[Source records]
* * * * *

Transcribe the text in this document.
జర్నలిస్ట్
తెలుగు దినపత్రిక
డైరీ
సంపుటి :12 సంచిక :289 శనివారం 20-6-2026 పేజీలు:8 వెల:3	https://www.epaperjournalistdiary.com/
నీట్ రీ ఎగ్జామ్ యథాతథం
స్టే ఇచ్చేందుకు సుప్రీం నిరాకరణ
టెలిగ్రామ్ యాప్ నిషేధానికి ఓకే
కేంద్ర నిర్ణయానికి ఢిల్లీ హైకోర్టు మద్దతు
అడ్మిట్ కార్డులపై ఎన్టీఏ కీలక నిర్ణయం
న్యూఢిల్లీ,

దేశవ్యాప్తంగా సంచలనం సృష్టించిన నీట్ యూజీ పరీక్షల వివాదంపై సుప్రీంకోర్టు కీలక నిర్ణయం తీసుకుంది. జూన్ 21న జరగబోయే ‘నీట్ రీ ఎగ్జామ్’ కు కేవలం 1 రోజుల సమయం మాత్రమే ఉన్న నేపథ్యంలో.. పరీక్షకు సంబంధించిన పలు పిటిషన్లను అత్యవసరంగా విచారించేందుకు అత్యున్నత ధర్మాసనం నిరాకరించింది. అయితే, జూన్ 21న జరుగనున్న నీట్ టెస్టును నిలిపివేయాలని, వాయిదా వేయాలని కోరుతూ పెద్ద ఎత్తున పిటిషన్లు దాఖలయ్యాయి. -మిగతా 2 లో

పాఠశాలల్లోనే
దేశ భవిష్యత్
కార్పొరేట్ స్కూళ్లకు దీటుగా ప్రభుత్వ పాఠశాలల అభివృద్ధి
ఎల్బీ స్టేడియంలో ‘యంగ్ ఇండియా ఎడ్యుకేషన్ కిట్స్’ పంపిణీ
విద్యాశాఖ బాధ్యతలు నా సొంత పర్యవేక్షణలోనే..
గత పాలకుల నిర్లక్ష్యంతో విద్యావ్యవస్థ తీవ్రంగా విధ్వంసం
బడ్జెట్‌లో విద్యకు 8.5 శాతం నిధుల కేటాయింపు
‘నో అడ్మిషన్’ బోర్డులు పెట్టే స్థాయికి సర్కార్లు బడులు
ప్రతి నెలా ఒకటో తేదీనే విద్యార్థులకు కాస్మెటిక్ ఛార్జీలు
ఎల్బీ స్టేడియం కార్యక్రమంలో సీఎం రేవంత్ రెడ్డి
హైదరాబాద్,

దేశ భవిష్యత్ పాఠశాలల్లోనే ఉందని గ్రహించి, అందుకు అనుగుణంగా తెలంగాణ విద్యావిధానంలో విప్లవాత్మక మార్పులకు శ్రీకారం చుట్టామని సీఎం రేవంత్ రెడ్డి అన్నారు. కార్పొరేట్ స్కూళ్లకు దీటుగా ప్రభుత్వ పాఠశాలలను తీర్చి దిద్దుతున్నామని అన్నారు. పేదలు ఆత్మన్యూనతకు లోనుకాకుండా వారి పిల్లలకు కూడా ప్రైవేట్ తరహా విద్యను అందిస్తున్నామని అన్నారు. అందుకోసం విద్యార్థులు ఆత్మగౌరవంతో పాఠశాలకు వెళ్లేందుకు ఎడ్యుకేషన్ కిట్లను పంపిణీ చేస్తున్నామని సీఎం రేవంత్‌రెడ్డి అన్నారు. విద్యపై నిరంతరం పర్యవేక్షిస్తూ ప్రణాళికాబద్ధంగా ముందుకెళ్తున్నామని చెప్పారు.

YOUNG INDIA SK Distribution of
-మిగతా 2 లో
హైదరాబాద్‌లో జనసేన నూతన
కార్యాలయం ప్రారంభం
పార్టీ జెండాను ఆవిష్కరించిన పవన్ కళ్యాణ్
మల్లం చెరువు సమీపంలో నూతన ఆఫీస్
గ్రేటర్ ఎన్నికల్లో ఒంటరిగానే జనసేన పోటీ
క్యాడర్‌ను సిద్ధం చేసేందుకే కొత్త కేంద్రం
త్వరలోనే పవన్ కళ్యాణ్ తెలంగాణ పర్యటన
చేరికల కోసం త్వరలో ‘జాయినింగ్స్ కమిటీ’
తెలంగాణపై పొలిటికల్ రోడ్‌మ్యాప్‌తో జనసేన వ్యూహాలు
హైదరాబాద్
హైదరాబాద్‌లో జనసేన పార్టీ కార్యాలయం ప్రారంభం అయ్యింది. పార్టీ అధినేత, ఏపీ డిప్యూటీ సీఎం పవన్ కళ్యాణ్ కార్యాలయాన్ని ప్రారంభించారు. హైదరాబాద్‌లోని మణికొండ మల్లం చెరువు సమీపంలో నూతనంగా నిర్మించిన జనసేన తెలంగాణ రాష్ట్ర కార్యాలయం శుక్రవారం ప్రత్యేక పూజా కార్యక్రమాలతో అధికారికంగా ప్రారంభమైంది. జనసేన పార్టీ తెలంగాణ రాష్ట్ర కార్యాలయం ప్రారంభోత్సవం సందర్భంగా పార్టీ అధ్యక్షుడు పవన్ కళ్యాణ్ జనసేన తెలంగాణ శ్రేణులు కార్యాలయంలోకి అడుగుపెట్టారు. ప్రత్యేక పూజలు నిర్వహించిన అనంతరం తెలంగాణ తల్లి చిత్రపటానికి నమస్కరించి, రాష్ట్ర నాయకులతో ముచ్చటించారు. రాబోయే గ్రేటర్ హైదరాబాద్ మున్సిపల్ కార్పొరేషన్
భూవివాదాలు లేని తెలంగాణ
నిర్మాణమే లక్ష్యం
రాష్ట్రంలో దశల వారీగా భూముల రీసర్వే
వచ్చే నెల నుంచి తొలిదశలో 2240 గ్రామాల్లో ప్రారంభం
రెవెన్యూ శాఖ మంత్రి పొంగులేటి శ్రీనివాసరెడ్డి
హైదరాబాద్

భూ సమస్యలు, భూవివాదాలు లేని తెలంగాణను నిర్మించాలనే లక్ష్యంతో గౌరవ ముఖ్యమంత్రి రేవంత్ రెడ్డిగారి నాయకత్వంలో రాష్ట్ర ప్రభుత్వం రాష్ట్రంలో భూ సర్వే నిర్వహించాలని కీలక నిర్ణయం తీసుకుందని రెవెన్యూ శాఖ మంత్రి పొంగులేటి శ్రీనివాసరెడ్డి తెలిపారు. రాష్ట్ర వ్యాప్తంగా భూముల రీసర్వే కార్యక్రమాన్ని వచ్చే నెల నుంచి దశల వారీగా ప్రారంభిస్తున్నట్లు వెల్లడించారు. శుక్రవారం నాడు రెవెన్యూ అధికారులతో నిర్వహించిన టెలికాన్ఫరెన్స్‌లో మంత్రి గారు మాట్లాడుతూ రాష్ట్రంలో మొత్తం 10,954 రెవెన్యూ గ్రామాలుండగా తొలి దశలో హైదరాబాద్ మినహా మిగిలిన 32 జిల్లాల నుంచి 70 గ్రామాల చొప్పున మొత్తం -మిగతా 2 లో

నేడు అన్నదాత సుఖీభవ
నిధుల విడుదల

* * * * *

[Problem details] Every line above should be written out again exactly as it stands.

[Result below]
Transcribe the text in this document.
జర్నలిస్ట్
తెలుగు దినపత్రిక
డైరీ
సంపుటి :12 సంచిక :289 శనివారం 20-6-2026 పేజీలు:8 వెల:3	https://www.epaperjournalistdiary.com/
నీట్ రీ ఎగ్జామ్ యథాతథం
స్టే ఇచ్చేందుకు సుప్రీం నిరాకరణ
టెలిగ్రామ్ యాప్ నిషేధానికి ఓకే
కేంద్ర నిర్ణయానికి ఢిల్లీ హైకోర్టు మద్దతు
అడ్మిట్ కార్డులపై ఎన్టీఏ కీలక నిర్ణయం
న్యూఢిల్లీ,

దేశవ్యాప్తంగా సంచలనం సృష్టించిన నీట్ యూజీ పరీక్షల వివాదంపై సుప్రీంకోర్టు కీలక నిర్ణయం తీసుకుంది. జూన్ 21న జరగబోయే ‘నీట్ రీ ఎగ్జామ్’ కు కేవలం 1 రోజుల సమయం మాత్రమే ఉన్న నేపథ్యంలో.. పరీక్షకు సంబంధించిన పలు పిటిషన్లను అత్యవసరంగా విచారించేందుకు అత్యున్నత ధర్మాసనం నిరాకరించింది. అయితే, జూన్ 21న జరుగనున్న నీట్ టెస్టును నిలిపివేయాలని, వాయిదా వేయాలని కోరుతూ పెద్ద ఎత్తున పిటిషన్లు దాఖలయ్యాయి. -మిగతా 2 లో

పాఠశాలల్లోనే
దేశ భవిష్యత్
కార్పొరేట్ స్కూళ్లకు దీటుగా ప్రభుత్వ పాఠశాలల అభివృద్ధి
ఎల్బీ స్టేడియంలో ‘యంగ్ ఇండియా ఎడ్యుకేషన్ కిట్స్’ పంపిణీ
విద్యాశాఖ బాధ్యతలు నా సొంత పర్యవేక్షణలోనే..
గత పాలకుల నిర్లక్ష్యంతో విద్యావ్యవస్థ తీవ్రంగా విధ్వంసం
బడ్జెట్‌లో విద్యకు 8.5 శాతం నిధుల కేటాయింపు
‘నో అడ్మిషన్’ బోర్డులు పెట్టే స్థాయికి సర్కార్లు బడులు
ప్రతి నెలా ఒకటో తేదీనే విద్యార్థులకు కాస్మెటిక్ ఛార్జీలు
ఎల్బీ స్టేడియం కార్యక్రమంలో సీఎం రేవంత్ రెడ్డి
హైదరాబాద్,

దేశ భవిష్యత్ పాఠశాలల్లోనే ఉందని గ్రహించి, అందుకు అనుగుణంగా తెలంగాణ విద్యావిధానంలో విప్లవాత్మక మార్పులకు శ్రీకారం చుట్టామని సీఎం రేవంత్ రెడ్డి అన్నారు. కార్పొరేట్ స్కూళ్లకు దీటుగా ప్రభుత్వ పాఠశాలలను తీర్చి దిద్దుతున్నామని అన్నారు. పేదలు ఆత్మన్యూనతకు లోనుకాకుండా వారి పిల్లలకు కూడా ప్రైవేట్ తరహా విద్యను అందిస్తున్నామని అన్నారు. అందుకోసం విద్యార్థులు ఆత్మగౌరవంతో పాఠశాలకు వెళ్లేందుకు ఎడ్యుకేషన్ కిట్లను పంపిణీ చేస్తున్నామని సీఎం రేవంత్‌రెడ్డి అన్నారు. విద్యపై నిరంతరం పర్యవేక్షిస్తూ ప్రణాళికాబద్ధంగా ముందుకెళ్తున్నామని చెప్పారు.

YOUNG INDIA SK Distribution of
-మిగతా 2 లో
హైదరాబాద్‌లో జనసేన నూతన
కార్యాలయం ప్రారంభం
పార్టీ జెండాను ఆవిష్కరించిన పవన్ కళ్యాణ్
మల్లం చెరువు సమీపంలో నూతన ఆఫీస్
గ్రేటర్ ఎన్నికల్లో ఒంటరిగానే జనసేన పోటీ
క్యాడర్‌ను సిద్ధం చేసేందుకే కొత్త కేంద్రం
త్వరలోనే పవన్ కళ్యాణ్ తెలంగాణ పర్యటన
చేరికల కోసం త్వరలో ‘జాయినింగ్స్ కమిటీ’
తెలంగాణపై పొలిటికల్ రోడ్‌మ్యాప్‌తో జనసేన వ్యూహాలు
హైదరాబాద్
హైదరాబాద్‌లో జనసేన పార్టీ కార్యాలయం ప్రారంభం అయ్యింది. పార్టీ అధినేత, ఏపీ డిప్యూటీ సీఎం పవన్ కళ్యాణ్ కార్యాలయాన్ని ప్రారంభించారు. హైదరాబాద్‌లోని మణికొండ మల్లం చెరువు సమీపంలో నూతనంగా నిర్మించిన జనసేన తెలంగాణ రాష్ట్ర కార్యాలయం శుక్రవారం ప్రత్యేక పూజా కార్యక్రమాలతో అధికారికంగా ప్రారంభమైంది. జనసేన పార్టీ తెలంగాణ రాష్ట్ర కార్యాలయం ప్రారంభోత్సవం సందర్భంగా పార్టీ అధ్యక్షుడు పవన్ కళ్యాణ్ జనసేన తెలంగాణ శ్రేణులు కార్యాలయంలోకి అడుగుపెట్టారు. ప్రత్యేక పూజలు నిర్వహించిన అనంతరం తెలంగాణ తల్లి చిత్రపటానికి నమస్కరించి, రాష్ట్ర నాయకులతో ముచ్చటించారు. రాబోయే గ్రేటర్ హైదరాబాద్ మున్సిపల్ కార్పొరేషన్
భూవివాదాలు లేని తెలంగాణ
నిర్మాణమే లక్ష్యం
రాష్ట్రంలో దశల వారీగా భూముల రీసర్వే
వచ్చే నెల నుంచి తొలిదశలో 2240 గ్రామాల్లో ప్రారంభం
రెవెన్యూ శాఖ మంత్రి పొంగులేటి శ్రీనివాసరెడ్డి
హైదరాబాద్

భూ సమస్యలు, భూవివాదాలు లేని తెలంగాణను నిర్మించాలనే లక్ష్యంతో గౌరవ ముఖ్యమంత్రి రేవంత్ రెడ్డిగారి నాయకత్వంలో రాష్ట్ర ప్రభుత్వం రాష్ట్రంలో భూ సర్వే నిర్వహించాలని కీలక నిర్ణయం తీసుకుందని రెవెన్యూ శాఖ మంత్రి పొంగులేటి శ్రీనివాసరెడ్డి తెలిపారు. రాష్ట్ర వ్యాప్తంగా భూముల రీసర్వే కార్యక్రమాన్ని వచ్చే నెల నుంచి దశల వారీగా ప్రారంభిస్తున్నట్లు వెల్లడించారు. శుక్రవారం నాడు రెవెన్యూ అధికారులతో నిర్వహించిన టెలికాన్ఫరెన్స్‌లో మంత్రి గారు మాట్లాడుతూ రాష్ట్రంలో మొత్తం 10,954 రెవెన్యూ గ్రామాలుండగా తొలి దశలో హైదరాబాద్ మినహా మిగిలిన 32 జిల్లాల నుంచి 70 గ్రామాల చొప్పున మొత్తం -మిగతా 2 లో

నేడు అన్నదాత సుఖీభవ
నిధుల విడుదల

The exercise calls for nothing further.